# WHAT NEEDS TO BE DONE
Each record must be reproduced exactly as it is shown.
_ _ _ _ _ _ _
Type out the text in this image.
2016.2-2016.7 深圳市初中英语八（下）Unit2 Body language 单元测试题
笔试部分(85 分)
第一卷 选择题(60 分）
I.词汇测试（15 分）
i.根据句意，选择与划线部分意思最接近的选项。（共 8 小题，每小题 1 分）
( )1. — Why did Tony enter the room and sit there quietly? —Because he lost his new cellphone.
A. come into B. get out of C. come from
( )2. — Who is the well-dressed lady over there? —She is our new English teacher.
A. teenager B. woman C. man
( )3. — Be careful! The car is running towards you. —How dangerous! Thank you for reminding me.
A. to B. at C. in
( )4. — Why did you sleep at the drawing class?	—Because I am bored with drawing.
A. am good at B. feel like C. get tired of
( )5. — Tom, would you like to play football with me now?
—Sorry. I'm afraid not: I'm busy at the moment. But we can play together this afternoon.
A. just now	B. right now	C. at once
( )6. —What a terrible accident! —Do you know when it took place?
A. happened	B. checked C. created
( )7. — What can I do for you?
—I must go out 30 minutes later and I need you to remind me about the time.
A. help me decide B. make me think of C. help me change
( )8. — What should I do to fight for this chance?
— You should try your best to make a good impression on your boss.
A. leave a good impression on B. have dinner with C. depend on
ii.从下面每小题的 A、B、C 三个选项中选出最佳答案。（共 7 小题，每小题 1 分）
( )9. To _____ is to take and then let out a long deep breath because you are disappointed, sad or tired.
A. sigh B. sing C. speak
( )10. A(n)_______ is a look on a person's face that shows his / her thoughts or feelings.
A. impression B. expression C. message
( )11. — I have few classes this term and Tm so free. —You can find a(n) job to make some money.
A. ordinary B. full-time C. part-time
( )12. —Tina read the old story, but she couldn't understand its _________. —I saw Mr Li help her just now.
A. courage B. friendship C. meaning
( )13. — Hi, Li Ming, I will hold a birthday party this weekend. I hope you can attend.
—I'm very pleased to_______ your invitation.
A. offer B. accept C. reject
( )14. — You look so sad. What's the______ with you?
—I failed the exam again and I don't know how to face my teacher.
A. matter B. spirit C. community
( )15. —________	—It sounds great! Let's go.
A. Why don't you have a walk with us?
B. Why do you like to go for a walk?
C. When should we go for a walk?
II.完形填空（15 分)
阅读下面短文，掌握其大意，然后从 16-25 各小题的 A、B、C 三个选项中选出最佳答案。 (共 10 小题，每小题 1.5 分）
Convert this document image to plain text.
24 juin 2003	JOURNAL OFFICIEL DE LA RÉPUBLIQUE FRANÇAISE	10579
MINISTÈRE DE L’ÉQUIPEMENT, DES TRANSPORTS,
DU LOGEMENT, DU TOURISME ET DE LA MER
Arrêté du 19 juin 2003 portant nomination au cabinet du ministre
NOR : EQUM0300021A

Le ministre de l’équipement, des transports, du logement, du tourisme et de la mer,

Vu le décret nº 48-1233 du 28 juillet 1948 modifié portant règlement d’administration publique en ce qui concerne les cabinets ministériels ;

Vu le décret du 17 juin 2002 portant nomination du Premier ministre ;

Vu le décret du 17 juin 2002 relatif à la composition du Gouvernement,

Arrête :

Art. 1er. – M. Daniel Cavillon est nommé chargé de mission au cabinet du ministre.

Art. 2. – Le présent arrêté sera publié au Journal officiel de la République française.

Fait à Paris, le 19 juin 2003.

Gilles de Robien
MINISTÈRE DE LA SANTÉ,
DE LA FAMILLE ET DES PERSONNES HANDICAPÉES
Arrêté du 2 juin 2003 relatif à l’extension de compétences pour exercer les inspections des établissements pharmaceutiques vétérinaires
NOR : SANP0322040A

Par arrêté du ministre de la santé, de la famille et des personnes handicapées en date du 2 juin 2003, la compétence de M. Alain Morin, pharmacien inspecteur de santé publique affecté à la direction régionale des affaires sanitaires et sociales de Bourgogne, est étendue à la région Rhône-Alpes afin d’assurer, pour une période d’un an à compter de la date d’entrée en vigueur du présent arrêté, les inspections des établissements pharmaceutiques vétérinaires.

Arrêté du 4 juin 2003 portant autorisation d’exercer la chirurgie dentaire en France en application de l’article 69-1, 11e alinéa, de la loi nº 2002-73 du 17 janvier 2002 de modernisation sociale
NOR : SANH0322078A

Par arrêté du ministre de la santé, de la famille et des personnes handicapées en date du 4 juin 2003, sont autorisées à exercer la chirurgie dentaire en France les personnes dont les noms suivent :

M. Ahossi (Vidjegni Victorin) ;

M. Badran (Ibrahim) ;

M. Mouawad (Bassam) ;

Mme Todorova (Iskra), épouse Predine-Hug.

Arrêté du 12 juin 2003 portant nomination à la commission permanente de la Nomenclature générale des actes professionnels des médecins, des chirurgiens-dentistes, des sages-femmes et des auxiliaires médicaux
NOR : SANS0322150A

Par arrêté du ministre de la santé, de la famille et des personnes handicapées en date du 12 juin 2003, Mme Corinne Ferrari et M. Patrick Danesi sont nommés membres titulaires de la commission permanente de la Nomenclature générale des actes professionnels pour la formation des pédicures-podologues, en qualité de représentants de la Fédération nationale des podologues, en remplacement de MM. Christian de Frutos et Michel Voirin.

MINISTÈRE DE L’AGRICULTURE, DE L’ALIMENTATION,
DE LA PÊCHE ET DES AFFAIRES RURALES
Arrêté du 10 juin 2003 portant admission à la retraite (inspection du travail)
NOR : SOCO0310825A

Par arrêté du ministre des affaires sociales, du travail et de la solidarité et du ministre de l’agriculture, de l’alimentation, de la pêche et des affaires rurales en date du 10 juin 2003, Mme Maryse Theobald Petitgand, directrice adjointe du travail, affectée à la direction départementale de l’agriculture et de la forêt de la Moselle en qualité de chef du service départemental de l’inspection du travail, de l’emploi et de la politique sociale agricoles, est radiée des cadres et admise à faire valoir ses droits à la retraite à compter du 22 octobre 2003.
_ _ _ _ _ _ _
# PROBLEM SOLUTION
Type out the text in this image.
2016.2-2016.7 深圳市初中英语八（下）Unit2 Body language 单元测试题
笔试部分(85 分)
第一卷 选择题(60 分）
I.词汇测试（15 分）
i.根据句意，选择与划线部分意思最接近的选项。（共 8 小题，每小题 1 分）
( )1. — Why did Tony enter the room and sit there quietly? —Because he lost his new cellphone.
A. come into B. get out of C. come from
( )2. — Who is the well-dressed lady over there? —She is our new English teacher.
A. teenager B. woman C. man
( )3. — Be careful! The car is running towards you. —How dangerous! Thank you for reminding me.
A. to B. at C. in
( )4. — Why did you sleep at the drawing class?	—Because I am bored with drawing.
A. am good at B. feel like C. get tired of
( )5. — Tom, would you like to play football with me now?
—Sorry. I'm afraid not: I'm busy at the moment. But we can play together this afternoon.
A. just now	B. right now	C. at once
( )6. —What a terrible accident! —Do you know when it took place?
A. happened	B. checked C. created
( )7. — What can I do for you?
—I must go out 30 minutes later and I need you to remind me about the time.
A. help me decide B. make me think of C. help me change
( )8. — What should I do to fight for this chance?
— You should try your best to make a good impression on your boss.
A. leave a good impression on B. have dinner with C. depend on
ii.从下面每小题的 A、B、C 三个选项中选出最佳答案。（共 7 小题，每小题 1 分）
( )9. To _____ is to take and then let out a long deep breath because you are disappointed, sad or tired.
A. sigh B. sing C. speak
( )10. A(n)_______ is a look on a person's face that shows his / her thoughts or feelings.
A. impression B. expression C. message
( )11. — I have few classes this term and Tm so free. —You can find a(n) job to make some money.
A. ordinary B. full-time C. part-time
( )12. —Tina read the old story, but she couldn't understand its _________. —I saw Mr Li help her just now.
A. courage B. friendship C. meaning
( )13. — Hi, Li Ming, I will hold a birthday party this weekend. I hope you can attend.
—I'm very pleased to_______ your invitation.
A. offer B. accept C. reject
( )14. — You look so sad. What's the______ with you?
—I failed the exam again and I don't know how to face my teacher.
A. matter B. spirit C. community
( )15. —________	—It sounds great! Let's go.
A. Why don't you have a walk with us?
B. Why do you like to go for a walk?
C. When should we go for a walk?
II.完形填空（15 分)
阅读下面短文，掌握其大意，然后从 16-25 各小题的 A、B、C 三个选项中选出最佳答案。 (共 10 小题，每小题 1.5 分）
Convert this document image to plain text.
24 juin 2003	JOURNAL OFFICIEL DE LA RÉPUBLIQUE FRANÇAISE	10579
MINISTÈRE DE L’ÉQUIPEMENT, DES TRANSPORTS,
DU LOGEMENT, DU TOURISME ET DE LA MER
Arrêté du 19 juin 2003 portant nomination au cabinet du ministre
NOR : EQUM0300021A

Le ministre de l’équipement, des transports, du logement, du tourisme et de la mer,

Vu le décret nº 48-1233 du 28 juillet 1948 modifié portant règlement d’administration publique en ce qui concerne les cabinets ministériels ;

Vu le décret du 17 juin 2002 portant nomination du Premier ministre ;

Vu le décret du 17 juin 2002 relatif à la composition du Gouvernement,

Arrête :

Art. 1er. – M. Daniel Cavillon est nommé chargé de mission au cabinet du ministre.

Art. 2. – Le présent arrêté sera publié au Journal officiel de la République française.

Fait à Paris, le 19 juin 2003.

Gilles de Robien
MINISTÈRE DE LA SANTÉ,
DE LA FAMILLE ET DES PERSONNES HANDICAPÉES
Arrêté du 2 juin 2003 relatif à l’extension de compétences pour exercer les inspections des établissements pharmaceutiques vétérinaires
NOR : SANP0322040A

Par arrêté du ministre de la santé, de la famille et des personnes handicapées en date du 2 juin 2003, la compétence de M. Alain Morin, pharmacien inspecteur de santé publique affecté à la direction régionale des affaires sanitaires et sociales de Bourgogne, est étendue à la région Rhône-Alpes afin d’assurer, pour une période d’un an à compter de la date d’entrée en vigueur du présent arrêté, les inspections des établissements pharmaceutiques vétérinaires.

Arrêté du 4 juin 2003 portant autorisation d’exercer la chirurgie dentaire en France en application de l’article 69-1, 11e alinéa, de la loi nº 2002-73 du 17 janvier 2002 de modernisation sociale
NOR : SANH0322078A

Par arrêté du ministre de la santé, de la famille et des personnes handicapées en date du 4 juin 2003, sont autorisées à exercer la chirurgie dentaire en France les personnes dont les noms suivent :

M. Ahossi (Vidjegni Victorin) ;

M. Badran (Ibrahim) ;

M. Mouawad (Bassam) ;

Mme Todorova (Iskra), épouse Predine-Hug.

Arrêté du 12 juin 2003 portant nomination à la commission permanente de la Nomenclature générale des actes professionnels des médecins, des chirurgiens-dentistes, des sages-femmes et des auxiliaires médicaux
NOR : SANS0322150A

Par arrêté du ministre de la santé, de la famille et des personnes handicapées en date du 12 juin 2003, Mme Corinne Ferrari et M. Patrick Danesi sont nommés membres titulaires de la commission permanente de la Nomenclature générale des actes professionnels pour la formation des pédicures-podologues, en qualité de représentants de la Fédération nationale des podologues, en remplacement de MM. Christian de Frutos et Michel Voirin.

MINISTÈRE DE L’AGRICULTURE, DE L’ALIMENTATION,
DE LA PÊCHE ET DES AFFAIRES RURALES
Arrêté du 10 juin 2003 portant admission à la retraite (inspection du travail)
NOR : SOCO0310825A

Par arrêté du ministre des affaires sociales, du travail et de la solidarité et du ministre de l’agriculture, de l’alimentation, de la pêche et des affaires rurales en date du 10 juin 2003, Mme Maryse Theobald Petitgand, directrice adjointe du travail, affectée à la direction départementale de l’agriculture et de la forêt de la Moselle en qualité de chef du service départemental de l’inspection du travail, de l’emploi et de la politique sociale agricoles, est radiée des cadres et admise à faire valoir ses droits à la retraite à compter du 22 octobre 2003.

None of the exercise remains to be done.